[Supplied text]
↓

High-Schoolers Create Books For “Little Buddies”


During a service learning project this spring, Severna Park High School juniors put a common phrase into practice: don’t judge a book by its cover.

Students from AP language arts and English 11 honors classes met their new little buddies from Brooklyn Park Elementary and Park Elementary earlier in the school year, learning about their personalities so they could make personalized books for each kid.

“When we come for the first trip, it’s really about the high-schooler meeting their buddy, learning what shows they like, what colors they like, what they like to do, because we want the books to be personalized,” said Severna Park High School teacher Valerie Earhart.

Sixty Severna Park juniors visited Brooklyn Park Elementary on May 16 to show their buddies the finished books and to read them their unique stories. Afterward, the high-schoolers joined first-graders for recess.

Maryland requires public school students to complete 75 hours of service learning to earn their diplomas. Earhart believes this project is an ideal way for her students to attain some of those hours.

↑

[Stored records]

↓

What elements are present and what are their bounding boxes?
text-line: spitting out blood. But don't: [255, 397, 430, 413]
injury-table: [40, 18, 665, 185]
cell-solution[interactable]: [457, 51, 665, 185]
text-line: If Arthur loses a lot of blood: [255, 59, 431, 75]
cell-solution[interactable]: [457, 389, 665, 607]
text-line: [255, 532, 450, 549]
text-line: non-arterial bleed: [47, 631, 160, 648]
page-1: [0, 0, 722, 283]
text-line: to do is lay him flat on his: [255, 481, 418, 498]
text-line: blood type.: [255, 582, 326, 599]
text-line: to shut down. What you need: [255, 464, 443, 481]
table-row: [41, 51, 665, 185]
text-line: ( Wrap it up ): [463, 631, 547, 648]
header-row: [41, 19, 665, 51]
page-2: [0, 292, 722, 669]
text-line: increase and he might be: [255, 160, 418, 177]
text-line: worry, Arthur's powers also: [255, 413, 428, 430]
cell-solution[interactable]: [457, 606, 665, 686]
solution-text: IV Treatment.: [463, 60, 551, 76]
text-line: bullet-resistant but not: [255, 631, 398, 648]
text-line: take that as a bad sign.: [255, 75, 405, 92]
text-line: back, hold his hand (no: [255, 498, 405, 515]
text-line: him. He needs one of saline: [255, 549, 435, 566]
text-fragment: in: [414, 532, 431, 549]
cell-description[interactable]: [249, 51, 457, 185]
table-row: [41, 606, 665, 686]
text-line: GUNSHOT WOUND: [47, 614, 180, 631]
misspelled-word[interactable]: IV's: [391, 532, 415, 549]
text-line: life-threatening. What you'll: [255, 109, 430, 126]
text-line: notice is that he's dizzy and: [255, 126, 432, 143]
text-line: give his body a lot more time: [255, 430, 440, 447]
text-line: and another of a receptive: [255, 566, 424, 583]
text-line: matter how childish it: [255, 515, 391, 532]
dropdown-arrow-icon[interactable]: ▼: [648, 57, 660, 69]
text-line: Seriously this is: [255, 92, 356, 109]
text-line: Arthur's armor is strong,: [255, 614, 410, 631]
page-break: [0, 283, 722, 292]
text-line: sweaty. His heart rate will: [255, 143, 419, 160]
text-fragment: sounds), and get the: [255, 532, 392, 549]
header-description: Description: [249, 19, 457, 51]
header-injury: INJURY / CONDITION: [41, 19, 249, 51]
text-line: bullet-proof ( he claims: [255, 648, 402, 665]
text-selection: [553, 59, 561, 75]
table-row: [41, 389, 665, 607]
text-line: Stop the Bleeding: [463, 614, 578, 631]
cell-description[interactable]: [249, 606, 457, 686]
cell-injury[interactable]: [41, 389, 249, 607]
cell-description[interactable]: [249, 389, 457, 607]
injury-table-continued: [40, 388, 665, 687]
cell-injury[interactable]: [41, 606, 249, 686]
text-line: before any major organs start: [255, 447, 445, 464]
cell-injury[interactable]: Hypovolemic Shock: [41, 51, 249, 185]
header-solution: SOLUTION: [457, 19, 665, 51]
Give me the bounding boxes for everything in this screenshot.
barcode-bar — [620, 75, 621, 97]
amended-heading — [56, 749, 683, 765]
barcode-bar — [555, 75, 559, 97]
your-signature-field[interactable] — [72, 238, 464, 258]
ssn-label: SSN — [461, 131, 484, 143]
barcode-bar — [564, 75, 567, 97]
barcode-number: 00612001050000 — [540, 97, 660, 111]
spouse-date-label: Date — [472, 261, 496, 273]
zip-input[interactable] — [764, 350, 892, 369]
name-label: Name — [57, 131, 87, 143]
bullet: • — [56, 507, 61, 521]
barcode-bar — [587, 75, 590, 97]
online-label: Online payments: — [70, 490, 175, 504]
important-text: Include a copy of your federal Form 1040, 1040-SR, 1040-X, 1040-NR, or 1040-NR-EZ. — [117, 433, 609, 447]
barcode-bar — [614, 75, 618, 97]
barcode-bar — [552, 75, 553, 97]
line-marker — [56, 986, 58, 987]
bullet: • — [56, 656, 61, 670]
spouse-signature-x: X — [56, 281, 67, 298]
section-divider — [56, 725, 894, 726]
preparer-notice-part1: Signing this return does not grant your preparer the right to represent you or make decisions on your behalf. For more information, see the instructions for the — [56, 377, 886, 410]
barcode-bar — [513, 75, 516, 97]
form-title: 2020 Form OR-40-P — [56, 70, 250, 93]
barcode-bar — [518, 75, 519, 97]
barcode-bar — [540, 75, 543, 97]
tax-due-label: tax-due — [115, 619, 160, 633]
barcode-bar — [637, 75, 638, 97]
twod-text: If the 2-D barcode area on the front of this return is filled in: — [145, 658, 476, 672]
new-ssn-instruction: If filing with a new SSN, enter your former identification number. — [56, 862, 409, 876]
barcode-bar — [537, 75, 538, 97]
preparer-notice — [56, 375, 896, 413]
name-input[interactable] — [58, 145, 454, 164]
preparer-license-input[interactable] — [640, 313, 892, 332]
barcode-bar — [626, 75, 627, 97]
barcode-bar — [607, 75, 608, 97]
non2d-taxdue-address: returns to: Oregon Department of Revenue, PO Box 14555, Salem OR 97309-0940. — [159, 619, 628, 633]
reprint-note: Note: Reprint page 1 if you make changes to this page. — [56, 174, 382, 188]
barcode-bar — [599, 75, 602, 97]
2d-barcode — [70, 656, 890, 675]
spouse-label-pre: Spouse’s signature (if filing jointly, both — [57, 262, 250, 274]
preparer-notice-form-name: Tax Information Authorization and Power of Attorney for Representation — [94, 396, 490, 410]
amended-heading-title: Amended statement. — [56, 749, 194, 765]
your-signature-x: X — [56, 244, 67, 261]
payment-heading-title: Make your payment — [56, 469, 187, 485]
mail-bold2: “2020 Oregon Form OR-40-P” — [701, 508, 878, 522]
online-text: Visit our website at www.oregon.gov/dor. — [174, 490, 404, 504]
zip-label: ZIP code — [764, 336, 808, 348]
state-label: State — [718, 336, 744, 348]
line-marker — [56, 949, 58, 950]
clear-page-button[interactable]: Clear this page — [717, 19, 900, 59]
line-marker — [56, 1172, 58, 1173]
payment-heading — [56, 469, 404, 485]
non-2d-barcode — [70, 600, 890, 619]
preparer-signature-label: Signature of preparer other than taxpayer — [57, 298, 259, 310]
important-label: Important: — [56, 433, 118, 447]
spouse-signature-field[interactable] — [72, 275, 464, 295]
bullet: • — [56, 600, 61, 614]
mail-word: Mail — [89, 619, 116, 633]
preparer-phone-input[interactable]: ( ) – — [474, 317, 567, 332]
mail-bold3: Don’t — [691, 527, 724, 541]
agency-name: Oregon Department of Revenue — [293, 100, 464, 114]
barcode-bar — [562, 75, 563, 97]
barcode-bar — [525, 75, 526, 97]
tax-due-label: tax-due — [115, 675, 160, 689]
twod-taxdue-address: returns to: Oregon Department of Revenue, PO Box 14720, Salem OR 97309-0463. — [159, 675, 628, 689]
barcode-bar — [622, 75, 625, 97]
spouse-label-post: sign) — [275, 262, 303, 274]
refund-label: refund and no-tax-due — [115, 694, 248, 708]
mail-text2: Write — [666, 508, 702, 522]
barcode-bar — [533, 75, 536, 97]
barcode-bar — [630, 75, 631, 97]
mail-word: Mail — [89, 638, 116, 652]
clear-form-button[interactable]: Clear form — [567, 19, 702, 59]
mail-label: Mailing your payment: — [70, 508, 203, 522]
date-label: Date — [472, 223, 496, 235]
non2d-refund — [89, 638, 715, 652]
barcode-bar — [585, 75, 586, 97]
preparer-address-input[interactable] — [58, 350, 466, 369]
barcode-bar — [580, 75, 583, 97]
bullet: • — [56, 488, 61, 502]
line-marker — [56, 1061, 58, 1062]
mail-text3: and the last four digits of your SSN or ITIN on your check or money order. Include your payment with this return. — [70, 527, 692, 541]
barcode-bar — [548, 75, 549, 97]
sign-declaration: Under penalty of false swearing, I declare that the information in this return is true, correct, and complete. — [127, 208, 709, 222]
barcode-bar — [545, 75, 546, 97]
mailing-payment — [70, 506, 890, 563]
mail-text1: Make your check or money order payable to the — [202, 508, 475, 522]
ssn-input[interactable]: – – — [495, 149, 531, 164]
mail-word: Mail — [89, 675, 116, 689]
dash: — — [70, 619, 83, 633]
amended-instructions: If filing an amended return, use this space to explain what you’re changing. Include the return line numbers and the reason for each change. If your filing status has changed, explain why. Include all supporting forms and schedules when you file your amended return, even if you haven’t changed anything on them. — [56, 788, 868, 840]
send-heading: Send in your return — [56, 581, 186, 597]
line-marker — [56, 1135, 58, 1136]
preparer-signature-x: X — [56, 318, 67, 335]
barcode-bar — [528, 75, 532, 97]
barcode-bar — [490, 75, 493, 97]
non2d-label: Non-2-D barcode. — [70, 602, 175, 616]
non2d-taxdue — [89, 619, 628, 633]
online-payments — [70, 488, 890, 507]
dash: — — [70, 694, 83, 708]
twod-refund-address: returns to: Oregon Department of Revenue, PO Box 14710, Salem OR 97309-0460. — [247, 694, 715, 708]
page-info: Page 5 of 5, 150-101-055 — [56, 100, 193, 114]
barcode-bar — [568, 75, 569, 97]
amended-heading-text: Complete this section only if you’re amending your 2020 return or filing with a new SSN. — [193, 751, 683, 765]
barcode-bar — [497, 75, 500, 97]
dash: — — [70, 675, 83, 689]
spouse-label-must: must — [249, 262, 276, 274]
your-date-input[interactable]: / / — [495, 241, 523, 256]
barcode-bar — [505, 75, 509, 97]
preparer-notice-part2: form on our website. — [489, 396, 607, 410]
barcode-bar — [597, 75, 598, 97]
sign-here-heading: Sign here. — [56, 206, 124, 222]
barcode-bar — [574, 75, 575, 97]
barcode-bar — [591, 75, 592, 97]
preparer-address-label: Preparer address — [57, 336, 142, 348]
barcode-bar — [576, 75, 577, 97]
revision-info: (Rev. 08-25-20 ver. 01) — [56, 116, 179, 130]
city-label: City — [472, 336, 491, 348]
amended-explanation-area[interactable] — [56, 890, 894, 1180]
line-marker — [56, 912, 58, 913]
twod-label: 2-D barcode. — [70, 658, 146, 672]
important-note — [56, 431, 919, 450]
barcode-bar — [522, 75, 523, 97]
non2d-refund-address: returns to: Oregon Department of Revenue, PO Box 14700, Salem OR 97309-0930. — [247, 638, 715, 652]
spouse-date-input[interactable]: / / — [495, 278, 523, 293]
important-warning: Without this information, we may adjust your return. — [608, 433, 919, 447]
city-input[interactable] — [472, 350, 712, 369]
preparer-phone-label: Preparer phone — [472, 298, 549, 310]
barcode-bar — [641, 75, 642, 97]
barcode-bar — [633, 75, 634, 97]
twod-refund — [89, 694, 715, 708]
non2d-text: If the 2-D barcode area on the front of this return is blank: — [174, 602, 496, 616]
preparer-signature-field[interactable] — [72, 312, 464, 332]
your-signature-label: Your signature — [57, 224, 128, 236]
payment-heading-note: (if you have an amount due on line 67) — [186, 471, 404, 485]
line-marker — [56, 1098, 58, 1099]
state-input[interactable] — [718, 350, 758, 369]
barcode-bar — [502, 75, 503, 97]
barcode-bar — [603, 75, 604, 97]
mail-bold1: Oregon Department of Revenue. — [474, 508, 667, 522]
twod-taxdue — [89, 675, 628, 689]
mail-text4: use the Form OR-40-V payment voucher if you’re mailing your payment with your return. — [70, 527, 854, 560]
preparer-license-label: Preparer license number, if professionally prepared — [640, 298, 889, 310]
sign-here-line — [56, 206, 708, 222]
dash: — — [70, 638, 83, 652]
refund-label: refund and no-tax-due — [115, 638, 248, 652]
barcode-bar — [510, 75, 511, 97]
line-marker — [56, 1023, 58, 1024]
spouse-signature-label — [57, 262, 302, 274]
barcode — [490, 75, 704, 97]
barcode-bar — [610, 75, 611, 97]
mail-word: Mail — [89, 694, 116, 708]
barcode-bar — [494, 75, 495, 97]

↑

Continue the article about Severna Park High School juniors making books for their elementary-school buddies, picking up after its final sentence.

[Task result]
“What is service? You’re doing something out of the love of your heart and you might not get a pat on the back and you might not get a, ‘Way to go,’” Earhart said. “I think real service is sacrifice without an expectation of a return.”

Although they did not expect a return, several juniors felt it was a rewarding experience. Lauren Kirchner’s little buddy was a first-grader named Andrea.

“The first time, she told me mostly about her family, that she has a dog, what she likes to do with her free time, and her favorite colors,” Lauren said. “She loves her little brother and always talks about her little brother.

“I based the book off her favorite animal, the red panda, and then flowers, so I incorporated those. I loved meeting all the little kids.”

Evelyn Triplett spent about one week making a book for her buddy.

“He likes Spider-Man, so I drew him as Spider-Man,” said Evelyn, who also played ‘Rock, Paper, Scissors’ and ‘Tic-Tac-Toe’ with her buddy during her visit. “It was great to be able to do something nice for the younger kids.”

Troy Weiss made a detailed book with vivid drawings for his project.

“[My buddy] liked sharks and football, so I combined those two and so it’s sharks playing football underwater,” Troy said. “I’ve always liked drawing. It was a lot of work, but he liked it.

“It’s just cool to see them enjoy something that you made, and that makes you feel closer to them,” he added.

For a trip to Park Elementary on May 20, about 300 high-schoolers visited classes in prekindergarten, kindergarten and first grade.

Earhart said her students have seen food closets and clothes closets at the schools and are learning how diverse the population is in Anne Arundel County.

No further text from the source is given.